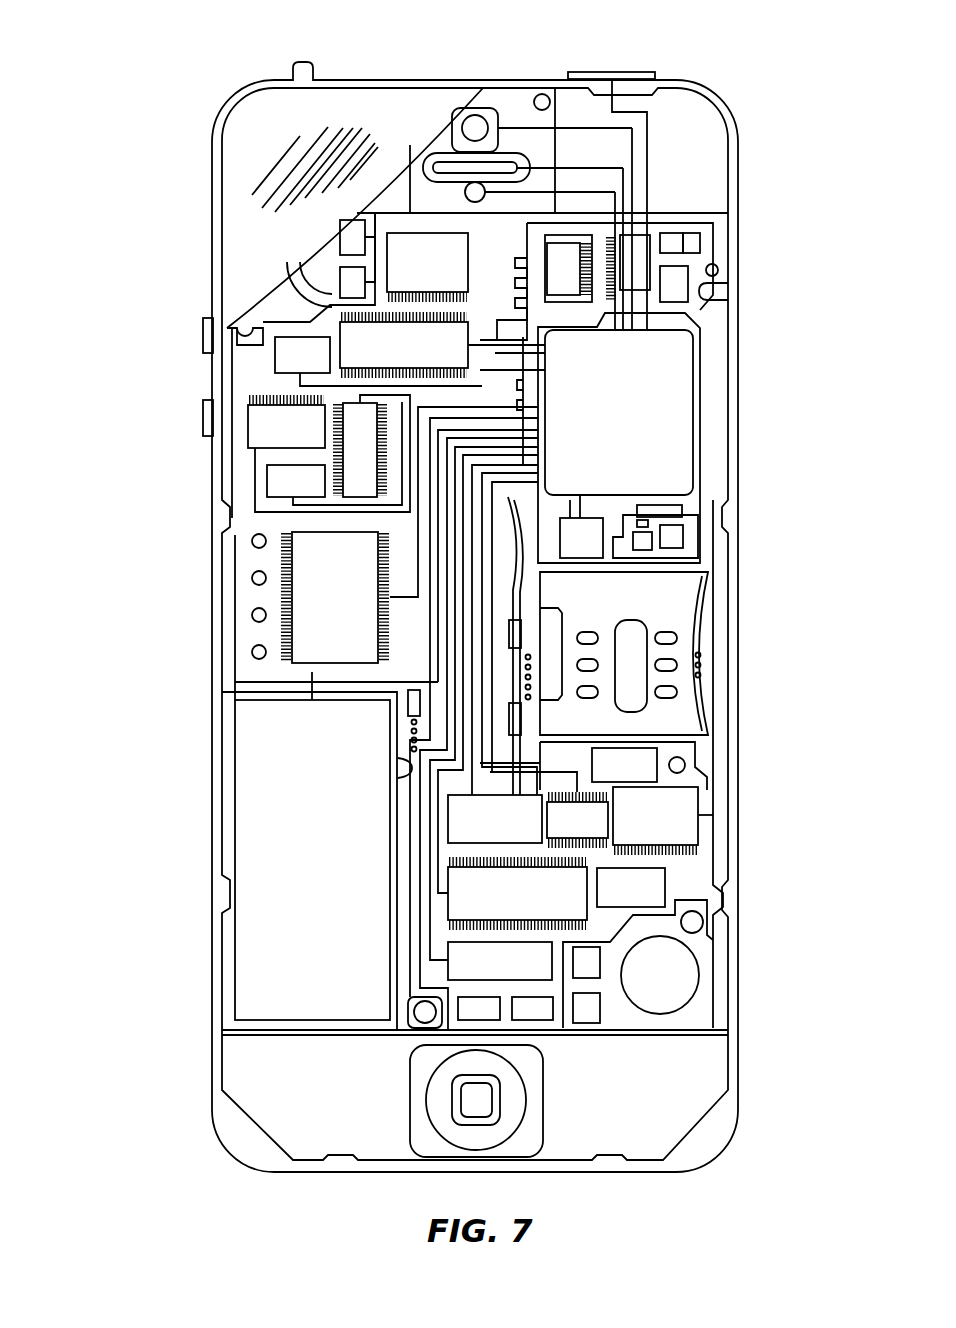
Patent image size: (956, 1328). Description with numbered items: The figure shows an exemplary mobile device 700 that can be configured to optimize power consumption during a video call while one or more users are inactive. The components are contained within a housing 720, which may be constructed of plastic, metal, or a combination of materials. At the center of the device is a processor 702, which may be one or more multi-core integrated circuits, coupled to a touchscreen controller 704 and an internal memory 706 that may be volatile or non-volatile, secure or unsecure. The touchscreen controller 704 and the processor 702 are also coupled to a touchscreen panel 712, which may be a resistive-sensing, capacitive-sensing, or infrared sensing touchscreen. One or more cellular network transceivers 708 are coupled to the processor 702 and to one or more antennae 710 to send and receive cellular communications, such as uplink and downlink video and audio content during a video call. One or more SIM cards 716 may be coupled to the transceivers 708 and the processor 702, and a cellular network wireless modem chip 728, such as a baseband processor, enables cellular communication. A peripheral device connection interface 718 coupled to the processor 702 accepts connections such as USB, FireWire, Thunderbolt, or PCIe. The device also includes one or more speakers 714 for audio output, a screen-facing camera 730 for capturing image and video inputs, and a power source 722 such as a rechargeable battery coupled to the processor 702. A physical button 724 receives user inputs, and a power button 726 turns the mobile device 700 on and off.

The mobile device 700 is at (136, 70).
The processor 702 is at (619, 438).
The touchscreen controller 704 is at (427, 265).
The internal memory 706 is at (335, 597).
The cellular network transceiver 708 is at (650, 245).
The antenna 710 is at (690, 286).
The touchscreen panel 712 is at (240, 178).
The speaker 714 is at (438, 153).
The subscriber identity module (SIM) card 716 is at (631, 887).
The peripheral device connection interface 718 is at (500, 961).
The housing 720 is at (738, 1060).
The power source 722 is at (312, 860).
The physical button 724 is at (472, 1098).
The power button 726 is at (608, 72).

• _Instructions to follow_: Render every line of the items above as a numbered list, omitting blank lines and leaving out the pictures.

• _Problem solution_:
1. Patent image size: (956, 1328). Description with numbered items: The figure shows an exemplary mobile device 700 that can be configured to optimize power consumption during a video call while one or more users are inactive. The components are contained within a housing 720, which may be constructed of plastic, metal, or a combination of materials. At the center of the device is a processor 702, which may be one or more multi-core integrated circuits, coupled to a touchscreen controller 704 and an internal memory 706 that may be volatile or non-volatile, secure or unsecure. The touchscreen controller 704 and the processor 702 are also coupled to a touchscreen panel 712, which may be a resistive-sensing, capacitive-sensing, or infrared sensing touchscreen. One or more cellular network transceivers 708 are coupled to the processor 702 and to one or more antennae 710 to send and receive cellular communications, such as uplink and downlink video and audio content during a video call. One or more SIM cards 716 may be coupled to the transceivers 708 and the processor 702, and a cellular network wireless modem chip 728, such as a baseband processor, enables cellular communication. A peripheral device connection interface 718 coupled to the processor 702 accepts connections such as USB, FireWire, Thunderbolt, or PCIe. The device also includes one or more speakers 714 for audio output, a screen-facing camera 730 for capturing image and video inputs, and a power source 722 such as a rechargeable battery coupled to the processor 702. A physical button 724 receives user inputs, and a power button 726 turns the mobile device 700 on and off.
2. The mobile device 700 is at (136, 70).
3. The processor 702 is at (619, 438).
4. The touchscreen controller 704 is at (427, 265).
5. The internal memory 706 is at (335, 597).
6. The cellular network transceiver 708 is at (650, 245).
7. The antenna 710 is at (690, 286).
8. The touchscreen panel 712 is at (240, 178).
9. The speaker 714 is at (438, 153).
10. The subscriber identity module (SIM) card 716 is at (631, 887).
11. The peripheral device connection interface 718 is at (500, 961).
12. The housing 720 is at (738, 1060).
13. The power source 722 is at (312, 860).
14. The physical button 724 is at (472, 1098).
15. The power button 726 is at (608, 72).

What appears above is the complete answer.